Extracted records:
━━━━━━━━━━
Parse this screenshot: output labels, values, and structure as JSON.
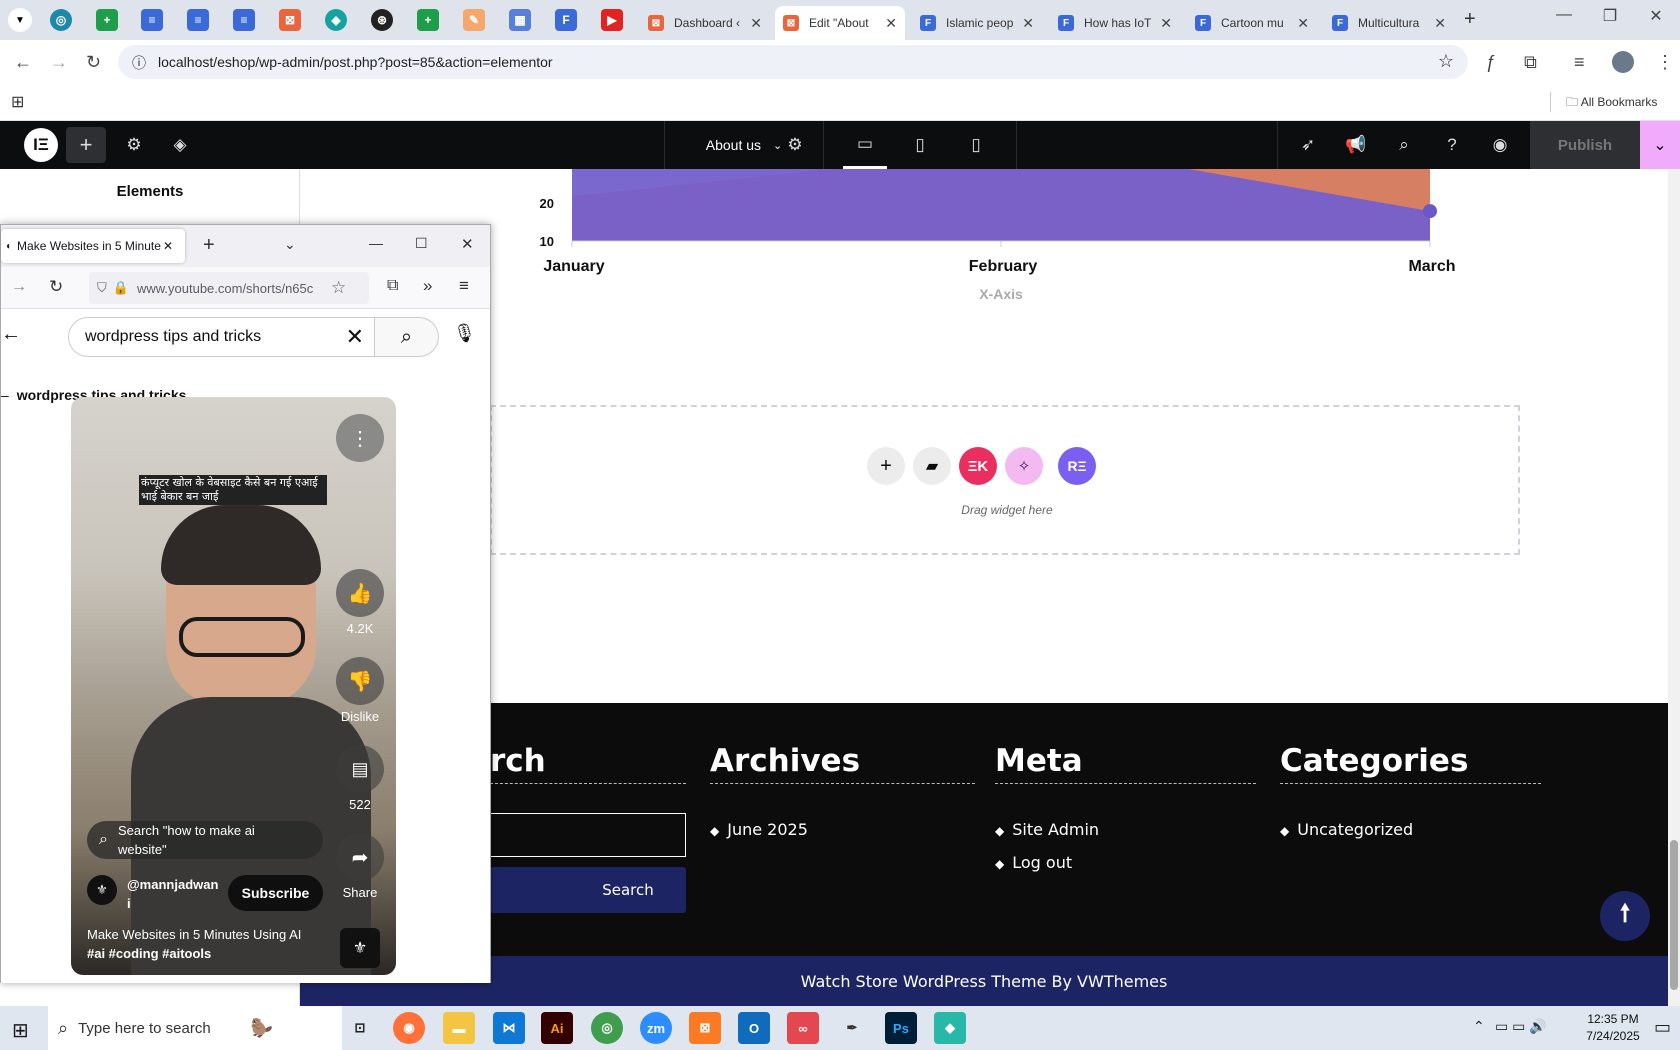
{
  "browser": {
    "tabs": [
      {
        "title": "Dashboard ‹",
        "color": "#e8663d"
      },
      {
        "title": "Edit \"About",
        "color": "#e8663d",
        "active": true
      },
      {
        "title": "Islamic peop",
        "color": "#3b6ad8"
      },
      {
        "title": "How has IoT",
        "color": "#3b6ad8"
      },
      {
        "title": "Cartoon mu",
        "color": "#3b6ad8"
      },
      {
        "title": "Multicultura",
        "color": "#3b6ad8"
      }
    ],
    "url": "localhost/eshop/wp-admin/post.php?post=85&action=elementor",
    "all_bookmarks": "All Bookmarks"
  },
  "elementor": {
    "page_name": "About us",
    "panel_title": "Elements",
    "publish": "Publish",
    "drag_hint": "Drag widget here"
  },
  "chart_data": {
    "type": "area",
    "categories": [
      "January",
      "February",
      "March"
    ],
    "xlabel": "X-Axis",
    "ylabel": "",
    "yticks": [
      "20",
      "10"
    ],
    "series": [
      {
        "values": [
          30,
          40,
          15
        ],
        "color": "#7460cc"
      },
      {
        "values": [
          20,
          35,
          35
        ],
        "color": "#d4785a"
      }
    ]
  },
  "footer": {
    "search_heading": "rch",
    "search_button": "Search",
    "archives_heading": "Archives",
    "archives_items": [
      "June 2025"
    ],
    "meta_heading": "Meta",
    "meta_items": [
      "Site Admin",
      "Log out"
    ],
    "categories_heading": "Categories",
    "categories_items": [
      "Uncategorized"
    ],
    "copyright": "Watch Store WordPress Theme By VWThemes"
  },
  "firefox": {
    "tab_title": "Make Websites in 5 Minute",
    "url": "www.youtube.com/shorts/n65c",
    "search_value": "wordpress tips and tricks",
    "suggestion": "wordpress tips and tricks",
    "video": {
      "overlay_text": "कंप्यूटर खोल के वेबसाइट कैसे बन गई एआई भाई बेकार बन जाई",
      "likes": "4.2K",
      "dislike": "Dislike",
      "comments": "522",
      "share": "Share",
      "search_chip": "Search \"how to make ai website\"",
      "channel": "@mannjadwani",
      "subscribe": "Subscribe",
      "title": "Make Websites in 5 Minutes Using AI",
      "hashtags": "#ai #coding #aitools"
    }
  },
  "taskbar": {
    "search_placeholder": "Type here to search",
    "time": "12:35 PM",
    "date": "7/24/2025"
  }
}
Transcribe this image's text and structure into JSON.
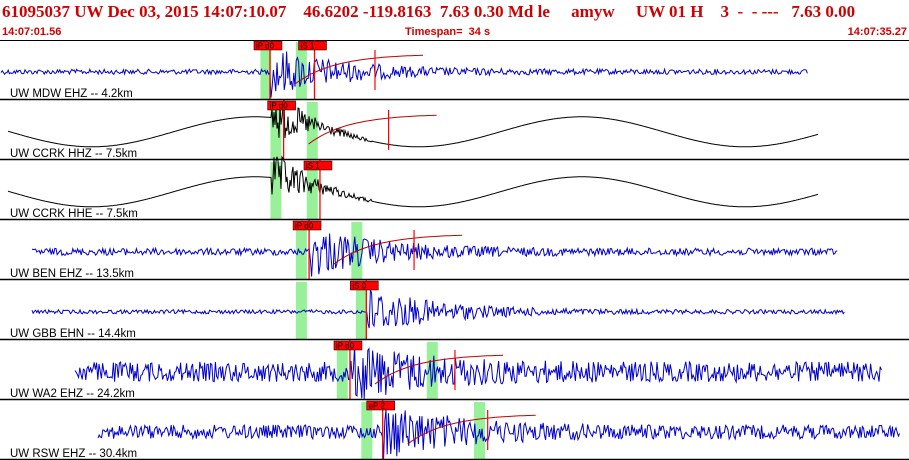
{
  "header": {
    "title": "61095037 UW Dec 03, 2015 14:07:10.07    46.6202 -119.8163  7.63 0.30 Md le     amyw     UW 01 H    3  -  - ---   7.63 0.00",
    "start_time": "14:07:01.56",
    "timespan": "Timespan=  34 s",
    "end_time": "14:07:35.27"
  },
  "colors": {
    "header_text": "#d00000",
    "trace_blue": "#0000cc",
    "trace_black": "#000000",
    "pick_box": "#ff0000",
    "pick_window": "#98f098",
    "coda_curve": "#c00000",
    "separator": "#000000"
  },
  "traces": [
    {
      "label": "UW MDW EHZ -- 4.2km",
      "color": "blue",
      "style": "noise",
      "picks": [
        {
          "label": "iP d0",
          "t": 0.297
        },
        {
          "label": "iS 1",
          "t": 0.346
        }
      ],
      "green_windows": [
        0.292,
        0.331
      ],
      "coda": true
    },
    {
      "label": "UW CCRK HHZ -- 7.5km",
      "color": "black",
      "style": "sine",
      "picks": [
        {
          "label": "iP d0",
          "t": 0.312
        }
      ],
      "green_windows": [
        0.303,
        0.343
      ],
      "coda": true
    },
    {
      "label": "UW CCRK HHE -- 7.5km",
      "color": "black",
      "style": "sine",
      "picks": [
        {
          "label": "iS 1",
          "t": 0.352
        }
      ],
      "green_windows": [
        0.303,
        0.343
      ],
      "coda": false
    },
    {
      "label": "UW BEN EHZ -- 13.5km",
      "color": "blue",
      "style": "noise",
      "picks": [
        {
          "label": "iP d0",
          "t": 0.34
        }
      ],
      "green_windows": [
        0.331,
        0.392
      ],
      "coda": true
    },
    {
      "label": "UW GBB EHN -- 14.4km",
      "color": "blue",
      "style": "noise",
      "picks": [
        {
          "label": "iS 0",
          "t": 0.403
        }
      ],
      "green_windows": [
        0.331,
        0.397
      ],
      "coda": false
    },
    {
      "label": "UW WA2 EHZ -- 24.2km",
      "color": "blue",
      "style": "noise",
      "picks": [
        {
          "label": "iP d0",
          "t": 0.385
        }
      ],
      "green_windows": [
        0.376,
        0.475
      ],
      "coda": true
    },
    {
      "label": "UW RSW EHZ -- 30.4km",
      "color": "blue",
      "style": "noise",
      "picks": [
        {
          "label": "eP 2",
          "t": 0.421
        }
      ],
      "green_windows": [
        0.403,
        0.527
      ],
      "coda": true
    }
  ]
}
━━━━━━━━━━
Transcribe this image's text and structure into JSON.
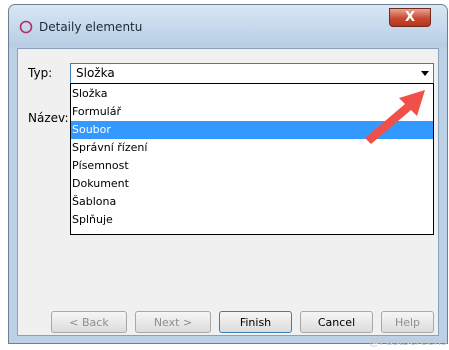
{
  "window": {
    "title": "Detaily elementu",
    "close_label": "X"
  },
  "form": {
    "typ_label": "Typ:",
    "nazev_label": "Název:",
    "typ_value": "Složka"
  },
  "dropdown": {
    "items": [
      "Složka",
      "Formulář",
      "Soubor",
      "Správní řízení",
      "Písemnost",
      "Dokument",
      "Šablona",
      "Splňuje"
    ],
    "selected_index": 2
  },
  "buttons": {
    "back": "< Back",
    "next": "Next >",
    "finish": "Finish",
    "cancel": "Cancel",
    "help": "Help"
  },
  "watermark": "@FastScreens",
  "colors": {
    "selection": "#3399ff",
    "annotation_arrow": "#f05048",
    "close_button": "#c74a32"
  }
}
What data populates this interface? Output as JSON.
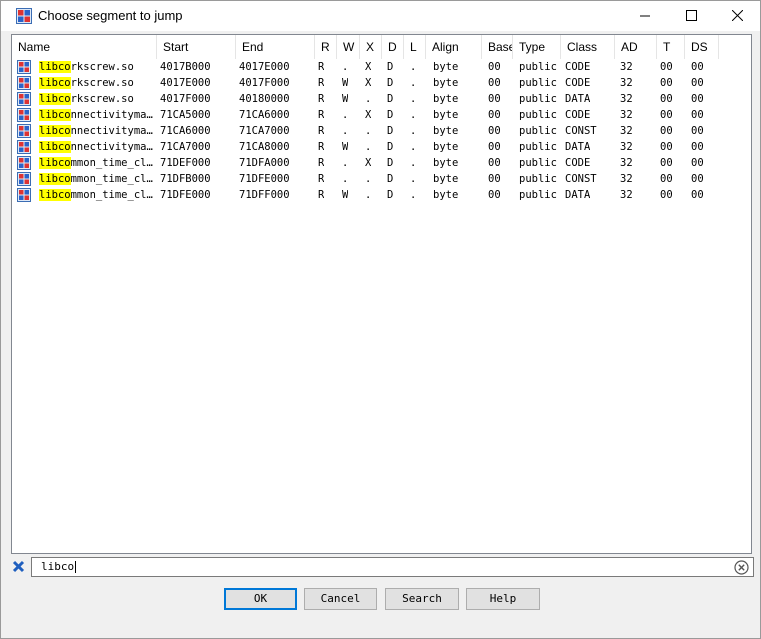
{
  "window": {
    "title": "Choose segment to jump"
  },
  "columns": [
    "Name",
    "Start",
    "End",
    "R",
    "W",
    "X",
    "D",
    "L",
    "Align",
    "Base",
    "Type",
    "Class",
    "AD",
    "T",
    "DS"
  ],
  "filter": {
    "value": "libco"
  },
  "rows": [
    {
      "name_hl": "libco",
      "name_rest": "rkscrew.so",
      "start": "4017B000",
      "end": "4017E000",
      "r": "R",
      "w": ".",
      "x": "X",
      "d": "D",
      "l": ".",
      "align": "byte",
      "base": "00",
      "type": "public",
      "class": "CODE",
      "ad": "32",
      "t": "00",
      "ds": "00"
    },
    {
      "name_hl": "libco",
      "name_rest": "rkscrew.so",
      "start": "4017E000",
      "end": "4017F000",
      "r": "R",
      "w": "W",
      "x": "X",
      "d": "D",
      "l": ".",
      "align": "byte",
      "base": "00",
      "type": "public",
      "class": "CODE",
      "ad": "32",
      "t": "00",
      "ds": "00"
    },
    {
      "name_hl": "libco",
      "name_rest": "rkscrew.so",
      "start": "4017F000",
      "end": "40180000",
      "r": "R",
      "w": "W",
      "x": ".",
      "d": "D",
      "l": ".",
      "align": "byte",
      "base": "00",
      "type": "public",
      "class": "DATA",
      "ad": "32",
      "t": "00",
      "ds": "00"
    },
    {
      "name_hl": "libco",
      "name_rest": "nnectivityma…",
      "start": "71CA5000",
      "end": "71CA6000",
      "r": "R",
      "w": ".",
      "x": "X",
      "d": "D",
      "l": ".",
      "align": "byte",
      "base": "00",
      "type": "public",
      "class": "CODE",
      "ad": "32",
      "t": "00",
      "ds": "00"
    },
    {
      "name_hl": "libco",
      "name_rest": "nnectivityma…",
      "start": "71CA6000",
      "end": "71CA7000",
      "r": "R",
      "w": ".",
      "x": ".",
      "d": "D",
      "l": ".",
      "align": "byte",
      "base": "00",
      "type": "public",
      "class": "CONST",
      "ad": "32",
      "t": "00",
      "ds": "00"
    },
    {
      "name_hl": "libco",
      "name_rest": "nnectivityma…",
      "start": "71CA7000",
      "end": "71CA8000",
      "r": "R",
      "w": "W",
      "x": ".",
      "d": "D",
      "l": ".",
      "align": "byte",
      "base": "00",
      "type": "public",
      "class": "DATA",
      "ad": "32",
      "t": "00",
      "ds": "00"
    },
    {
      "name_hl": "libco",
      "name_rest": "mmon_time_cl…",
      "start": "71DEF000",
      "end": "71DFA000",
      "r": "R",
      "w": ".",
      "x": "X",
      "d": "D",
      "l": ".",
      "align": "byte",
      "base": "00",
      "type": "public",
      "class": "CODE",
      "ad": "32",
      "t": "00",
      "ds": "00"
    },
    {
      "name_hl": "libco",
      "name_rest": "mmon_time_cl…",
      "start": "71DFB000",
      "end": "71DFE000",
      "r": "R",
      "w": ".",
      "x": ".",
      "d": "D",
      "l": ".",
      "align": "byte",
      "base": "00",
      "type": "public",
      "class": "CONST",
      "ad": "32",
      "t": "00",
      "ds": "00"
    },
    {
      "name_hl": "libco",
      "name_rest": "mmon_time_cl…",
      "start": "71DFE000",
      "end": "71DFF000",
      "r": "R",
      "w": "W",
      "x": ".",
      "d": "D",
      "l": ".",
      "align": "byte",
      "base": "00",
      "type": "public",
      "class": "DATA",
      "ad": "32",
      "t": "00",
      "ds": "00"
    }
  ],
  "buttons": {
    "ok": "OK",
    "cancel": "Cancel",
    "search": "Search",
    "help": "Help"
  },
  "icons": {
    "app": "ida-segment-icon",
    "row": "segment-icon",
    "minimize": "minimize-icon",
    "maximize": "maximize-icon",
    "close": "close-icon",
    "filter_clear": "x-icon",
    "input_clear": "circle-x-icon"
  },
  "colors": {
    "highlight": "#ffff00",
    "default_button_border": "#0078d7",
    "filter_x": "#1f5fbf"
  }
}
━━━━━━━━━━
Copy all the lines above that hold the string "segment".

Response to this task —
    "title": "Choose segment to jump"
    "app": "ida-segment-icon",
    "row": "segment-icon",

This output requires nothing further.